Entries with figure data:
———
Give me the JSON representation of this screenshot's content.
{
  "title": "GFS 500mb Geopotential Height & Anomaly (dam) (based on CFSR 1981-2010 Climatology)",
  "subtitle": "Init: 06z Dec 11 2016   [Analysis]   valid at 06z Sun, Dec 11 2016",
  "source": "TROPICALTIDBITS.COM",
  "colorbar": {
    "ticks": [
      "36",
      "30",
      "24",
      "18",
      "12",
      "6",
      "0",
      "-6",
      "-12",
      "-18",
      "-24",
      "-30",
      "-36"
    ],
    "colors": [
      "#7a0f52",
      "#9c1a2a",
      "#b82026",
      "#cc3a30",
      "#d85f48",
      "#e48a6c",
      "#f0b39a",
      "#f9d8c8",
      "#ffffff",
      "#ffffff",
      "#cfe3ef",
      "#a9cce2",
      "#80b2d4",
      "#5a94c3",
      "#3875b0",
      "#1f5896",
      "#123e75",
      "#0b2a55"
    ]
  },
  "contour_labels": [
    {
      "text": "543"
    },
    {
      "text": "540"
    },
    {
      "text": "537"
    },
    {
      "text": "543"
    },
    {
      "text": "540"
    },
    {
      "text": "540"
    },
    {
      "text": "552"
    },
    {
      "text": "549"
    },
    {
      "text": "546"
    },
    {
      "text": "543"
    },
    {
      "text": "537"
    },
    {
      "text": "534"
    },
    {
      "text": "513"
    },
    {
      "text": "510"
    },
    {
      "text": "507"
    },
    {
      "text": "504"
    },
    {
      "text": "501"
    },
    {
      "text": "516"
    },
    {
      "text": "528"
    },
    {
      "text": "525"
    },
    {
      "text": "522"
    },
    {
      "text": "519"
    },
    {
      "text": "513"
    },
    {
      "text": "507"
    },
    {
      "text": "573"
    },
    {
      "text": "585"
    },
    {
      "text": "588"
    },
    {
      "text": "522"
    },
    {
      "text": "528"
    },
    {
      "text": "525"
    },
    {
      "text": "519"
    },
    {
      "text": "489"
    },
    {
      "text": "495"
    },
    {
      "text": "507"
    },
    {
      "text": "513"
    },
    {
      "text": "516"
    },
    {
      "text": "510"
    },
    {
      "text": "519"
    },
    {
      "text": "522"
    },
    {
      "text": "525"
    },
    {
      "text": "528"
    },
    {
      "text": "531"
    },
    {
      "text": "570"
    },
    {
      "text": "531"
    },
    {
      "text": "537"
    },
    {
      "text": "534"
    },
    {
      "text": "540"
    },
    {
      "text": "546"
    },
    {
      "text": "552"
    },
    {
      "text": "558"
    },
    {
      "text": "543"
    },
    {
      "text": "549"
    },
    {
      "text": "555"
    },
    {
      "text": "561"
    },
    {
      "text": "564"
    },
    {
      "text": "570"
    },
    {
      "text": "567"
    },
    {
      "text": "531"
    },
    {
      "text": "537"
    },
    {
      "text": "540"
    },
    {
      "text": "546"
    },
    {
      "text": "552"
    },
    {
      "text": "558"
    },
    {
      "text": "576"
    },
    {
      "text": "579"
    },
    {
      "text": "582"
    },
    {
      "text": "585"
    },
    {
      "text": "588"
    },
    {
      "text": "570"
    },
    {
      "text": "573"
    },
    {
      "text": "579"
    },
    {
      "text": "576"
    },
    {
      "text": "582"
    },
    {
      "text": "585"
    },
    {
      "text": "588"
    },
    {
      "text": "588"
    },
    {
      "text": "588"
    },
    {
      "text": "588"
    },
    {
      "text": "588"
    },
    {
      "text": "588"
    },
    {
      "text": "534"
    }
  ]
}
———
SHORT PROBLEM: Recopy all the lines exactly as they appear.

THE OUTPUT:
Give me the JSON representation of this screenshot's content.
{
  "title": "GFS 500mb Geopotential Height & Anomaly (dam) (based on CFSR 1981-2010 Climatology)",
  "subtitle": "Init: 06z Dec 11 2016   [Analysis]   valid at 06z Sun, Dec 11 2016",
  "source": "TROPICALTIDBITS.COM",
  "colorbar": {
    "ticks": [
      "36",
      "30",
      "24",
      "18",
      "12",
      "6",
      "0",
      "-6",
      "-12",
      "-18",
      "-24",
      "-30",
      "-36"
    ],
    "colors": [
      "#7a0f52",
      "#9c1a2a",
      "#b82026",
      "#cc3a30",
      "#d85f48",
      "#e48a6c",
      "#f0b39a",
      "#f9d8c8",
      "#ffffff",
      "#ffffff",
      "#cfe3ef",
      "#a9cce2",
      "#80b2d4",
      "#5a94c3",
      "#3875b0",
      "#1f5896",
      "#123e75",
      "#0b2a55"
    ]
  },
  "contour_labels": [
    {
      "text": "543"
    },
    {
      "text": "540"
    },
    {
      "text": "537"
    },
    {
      "text": "543"
    },
    {
      "text": "540"
    },
    {
      "text": "540"
    },
    {
      "text": "552"
    },
    {
      "text": "549"
    },
    {
      "text": "546"
    },
    {
      "text": "543"
    },
    {
      "text": "537"
    },
    {
      "text": "534"
    },
    {
      "text": "513"
    },
    {
      "text": "510"
    },
    {
      "text": "507"
    },
    {
      "text": "504"
    },
    {
      "text": "501"
    },
    {
      "text": "516"
    },
    {
      "text": "528"
    },
    {
      "text": "525"
    },
    {
      "text": "522"
    },
    {
      "text": "519"
    },
    {
      "text": "513"
    },
    {
      "text": "507"
    },
    {
      "text": "573"
    },
    {
      "text": "585"
    },
    {
      "text": "588"
    },
    {
      "text": "522"
    },
    {
      "text": "528"
    },
    {
      "text": "525"
    },
    {
      "text": "519"
    },
    {
      "text": "489"
    },
    {
      "text": "495"
    },
    {
      "text": "507"
    },
    {
      "text": "513"
    },
    {
      "text": "516"
    },
    {
      "text": "510"
    },
    {
      "text": "519"
    },
    {
      "text": "522"
    },
    {
      "text": "525"
    },
    {
      "text": "528"
    },
    {
      "text": "531"
    },
    {
      "text": "570"
    },
    {
      "text": "531"
    },
    {
      "text": "537"
    },
    {
      "text": "534"
    },
    {
      "text": "540"
    },
    {
      "text": "546"
    },
    {
      "text": "552"
    },
    {
      "text": "558"
    },
    {
      "text": "543"
    },
    {
      "text": "549"
    },
    {
      "text": "555"
    },
    {
      "text": "561"
    },
    {
      "text": "564"
    },
    {
      "text": "570"
    },
    {
      "text": "567"
    },
    {
      "text": "531"
    },
    {
      "text": "537"
    },
    {
      "text": "540"
    },
    {
      "text": "546"
    },
    {
      "text": "552"
    },
    {
      "text": "558"
    },
    {
      "text": "576"
    },
    {
      "text": "579"
    },
    {
      "text": "582"
    },
    {
      "text": "585"
    },
    {
      "text": "588"
    },
    {
      "text": "570"
    },
    {
      "text": "573"
    },
    {
      "text": "579"
    },
    {
      "text": "576"
    },
    {
      "text": "582"
    },
    {
      "text": "585"
    },
    {
      "text": "588"
    },
    {
      "text": "588"
    },
    {
      "text": "588"
    },
    {
      "text": "588"
    },
    {
      "text": "588"
    },
    {
      "text": "588"
    },
    {
      "text": "534"
    }
  ]
}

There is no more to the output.